───── Entries provided ─────

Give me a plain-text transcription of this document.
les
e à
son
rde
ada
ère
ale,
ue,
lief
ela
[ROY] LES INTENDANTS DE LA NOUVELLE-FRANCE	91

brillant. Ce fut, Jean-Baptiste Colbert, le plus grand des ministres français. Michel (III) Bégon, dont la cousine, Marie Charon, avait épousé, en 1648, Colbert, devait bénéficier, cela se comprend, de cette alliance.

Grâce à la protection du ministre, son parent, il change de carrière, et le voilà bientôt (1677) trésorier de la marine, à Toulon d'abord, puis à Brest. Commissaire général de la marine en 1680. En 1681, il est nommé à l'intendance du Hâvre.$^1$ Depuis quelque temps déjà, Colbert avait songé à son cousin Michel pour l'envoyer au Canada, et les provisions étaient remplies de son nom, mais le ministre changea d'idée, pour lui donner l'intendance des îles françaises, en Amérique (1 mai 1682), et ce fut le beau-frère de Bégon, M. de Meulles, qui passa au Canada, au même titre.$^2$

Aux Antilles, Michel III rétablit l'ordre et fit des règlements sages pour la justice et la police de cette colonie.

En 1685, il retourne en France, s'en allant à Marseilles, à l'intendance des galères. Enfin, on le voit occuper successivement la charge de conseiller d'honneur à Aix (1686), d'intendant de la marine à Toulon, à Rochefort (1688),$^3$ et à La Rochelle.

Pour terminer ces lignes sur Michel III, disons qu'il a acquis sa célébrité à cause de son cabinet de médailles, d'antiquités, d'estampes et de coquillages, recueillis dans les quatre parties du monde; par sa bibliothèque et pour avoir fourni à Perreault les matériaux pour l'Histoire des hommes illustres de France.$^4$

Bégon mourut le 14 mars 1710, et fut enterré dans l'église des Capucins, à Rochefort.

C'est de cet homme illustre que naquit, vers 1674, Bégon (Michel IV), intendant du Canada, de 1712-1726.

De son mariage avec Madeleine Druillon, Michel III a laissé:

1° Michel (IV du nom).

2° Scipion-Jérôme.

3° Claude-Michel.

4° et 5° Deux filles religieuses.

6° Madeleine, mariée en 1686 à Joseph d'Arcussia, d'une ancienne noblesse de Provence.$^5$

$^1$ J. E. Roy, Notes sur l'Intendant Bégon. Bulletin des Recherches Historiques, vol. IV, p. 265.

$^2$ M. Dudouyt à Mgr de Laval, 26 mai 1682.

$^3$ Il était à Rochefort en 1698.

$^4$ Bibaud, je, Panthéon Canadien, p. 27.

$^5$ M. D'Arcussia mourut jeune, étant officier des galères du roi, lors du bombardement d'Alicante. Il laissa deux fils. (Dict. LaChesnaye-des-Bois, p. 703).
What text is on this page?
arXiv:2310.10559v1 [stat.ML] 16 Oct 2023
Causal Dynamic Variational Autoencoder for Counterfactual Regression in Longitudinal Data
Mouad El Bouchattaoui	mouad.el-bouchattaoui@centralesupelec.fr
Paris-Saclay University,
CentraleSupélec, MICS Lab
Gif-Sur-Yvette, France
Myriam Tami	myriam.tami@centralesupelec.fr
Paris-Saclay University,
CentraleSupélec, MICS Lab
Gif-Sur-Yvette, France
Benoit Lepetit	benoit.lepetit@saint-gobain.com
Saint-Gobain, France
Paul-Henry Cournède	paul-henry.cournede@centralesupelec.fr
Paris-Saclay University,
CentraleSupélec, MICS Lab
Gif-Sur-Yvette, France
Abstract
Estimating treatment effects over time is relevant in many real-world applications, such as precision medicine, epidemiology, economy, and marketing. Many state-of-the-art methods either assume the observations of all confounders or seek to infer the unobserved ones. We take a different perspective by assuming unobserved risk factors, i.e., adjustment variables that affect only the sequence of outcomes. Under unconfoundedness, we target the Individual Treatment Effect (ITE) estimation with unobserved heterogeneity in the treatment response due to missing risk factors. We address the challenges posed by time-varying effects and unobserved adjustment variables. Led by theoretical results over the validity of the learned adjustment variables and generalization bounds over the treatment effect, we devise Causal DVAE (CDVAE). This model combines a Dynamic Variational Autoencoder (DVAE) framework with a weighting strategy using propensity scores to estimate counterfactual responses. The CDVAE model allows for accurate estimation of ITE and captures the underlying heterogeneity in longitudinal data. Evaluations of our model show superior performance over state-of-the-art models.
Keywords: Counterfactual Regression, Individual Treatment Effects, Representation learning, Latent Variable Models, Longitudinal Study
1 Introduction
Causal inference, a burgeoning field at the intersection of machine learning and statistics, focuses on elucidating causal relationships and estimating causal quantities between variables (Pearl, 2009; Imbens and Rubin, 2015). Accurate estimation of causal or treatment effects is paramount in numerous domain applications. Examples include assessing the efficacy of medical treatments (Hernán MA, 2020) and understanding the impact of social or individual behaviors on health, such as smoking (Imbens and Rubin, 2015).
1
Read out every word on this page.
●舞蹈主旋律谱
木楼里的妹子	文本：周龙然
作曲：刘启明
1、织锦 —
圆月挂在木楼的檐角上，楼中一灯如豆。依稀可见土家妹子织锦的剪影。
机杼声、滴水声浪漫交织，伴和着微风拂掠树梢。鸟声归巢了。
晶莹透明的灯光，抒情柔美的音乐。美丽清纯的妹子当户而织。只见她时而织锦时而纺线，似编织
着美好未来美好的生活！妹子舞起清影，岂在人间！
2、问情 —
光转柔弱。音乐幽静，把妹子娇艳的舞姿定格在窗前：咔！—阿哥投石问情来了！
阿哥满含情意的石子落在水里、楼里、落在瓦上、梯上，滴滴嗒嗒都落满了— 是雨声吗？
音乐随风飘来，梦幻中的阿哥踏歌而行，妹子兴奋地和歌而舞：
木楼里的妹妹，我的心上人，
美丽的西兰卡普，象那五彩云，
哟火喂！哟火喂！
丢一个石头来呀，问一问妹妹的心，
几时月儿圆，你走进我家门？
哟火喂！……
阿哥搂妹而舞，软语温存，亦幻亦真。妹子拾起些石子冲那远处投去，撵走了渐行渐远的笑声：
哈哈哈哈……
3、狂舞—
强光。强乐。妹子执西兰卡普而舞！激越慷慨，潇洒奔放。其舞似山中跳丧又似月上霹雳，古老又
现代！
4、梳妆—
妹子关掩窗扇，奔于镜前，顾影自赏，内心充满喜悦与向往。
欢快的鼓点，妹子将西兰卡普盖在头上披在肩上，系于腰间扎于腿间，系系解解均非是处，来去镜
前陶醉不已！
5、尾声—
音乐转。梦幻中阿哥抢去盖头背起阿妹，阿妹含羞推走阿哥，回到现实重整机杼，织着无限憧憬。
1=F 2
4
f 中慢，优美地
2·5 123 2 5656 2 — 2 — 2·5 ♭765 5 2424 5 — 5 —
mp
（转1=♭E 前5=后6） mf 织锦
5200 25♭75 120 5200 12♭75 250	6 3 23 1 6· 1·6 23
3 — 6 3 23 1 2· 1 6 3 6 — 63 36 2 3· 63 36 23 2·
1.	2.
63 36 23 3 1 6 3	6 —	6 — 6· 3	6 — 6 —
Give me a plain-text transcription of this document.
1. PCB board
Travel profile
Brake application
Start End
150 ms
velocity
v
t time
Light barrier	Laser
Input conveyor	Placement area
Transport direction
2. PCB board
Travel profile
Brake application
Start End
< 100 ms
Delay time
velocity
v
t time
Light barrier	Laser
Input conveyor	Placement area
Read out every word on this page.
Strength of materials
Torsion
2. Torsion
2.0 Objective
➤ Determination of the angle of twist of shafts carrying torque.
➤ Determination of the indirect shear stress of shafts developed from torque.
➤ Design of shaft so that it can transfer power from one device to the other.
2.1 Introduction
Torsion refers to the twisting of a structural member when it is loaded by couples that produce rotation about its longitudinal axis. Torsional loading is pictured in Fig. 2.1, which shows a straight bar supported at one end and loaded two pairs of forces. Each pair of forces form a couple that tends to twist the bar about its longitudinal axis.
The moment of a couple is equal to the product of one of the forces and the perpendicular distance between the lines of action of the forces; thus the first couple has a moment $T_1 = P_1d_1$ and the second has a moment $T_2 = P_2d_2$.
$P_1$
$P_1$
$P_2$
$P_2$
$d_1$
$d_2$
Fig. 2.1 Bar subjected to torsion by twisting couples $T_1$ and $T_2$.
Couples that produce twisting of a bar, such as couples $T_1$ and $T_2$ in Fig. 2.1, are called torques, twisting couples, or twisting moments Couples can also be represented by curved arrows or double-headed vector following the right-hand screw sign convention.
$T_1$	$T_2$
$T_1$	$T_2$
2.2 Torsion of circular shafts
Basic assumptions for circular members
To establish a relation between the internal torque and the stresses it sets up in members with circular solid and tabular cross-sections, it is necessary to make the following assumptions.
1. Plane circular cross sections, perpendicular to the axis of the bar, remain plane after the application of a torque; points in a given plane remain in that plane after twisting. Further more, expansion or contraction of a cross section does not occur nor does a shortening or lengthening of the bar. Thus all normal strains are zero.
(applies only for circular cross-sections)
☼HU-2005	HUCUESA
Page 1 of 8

─────

[What to work on] Search the lines for "Madeleine". Copy each line that has it.

[Complete answer]
De son mariage avec Madeleine Druillon, Michel III a laissé:
6° Madeleine, mariée en 1686 à Joseph d'Arcussia, d'une ancienne noblesse de Provence.$^5$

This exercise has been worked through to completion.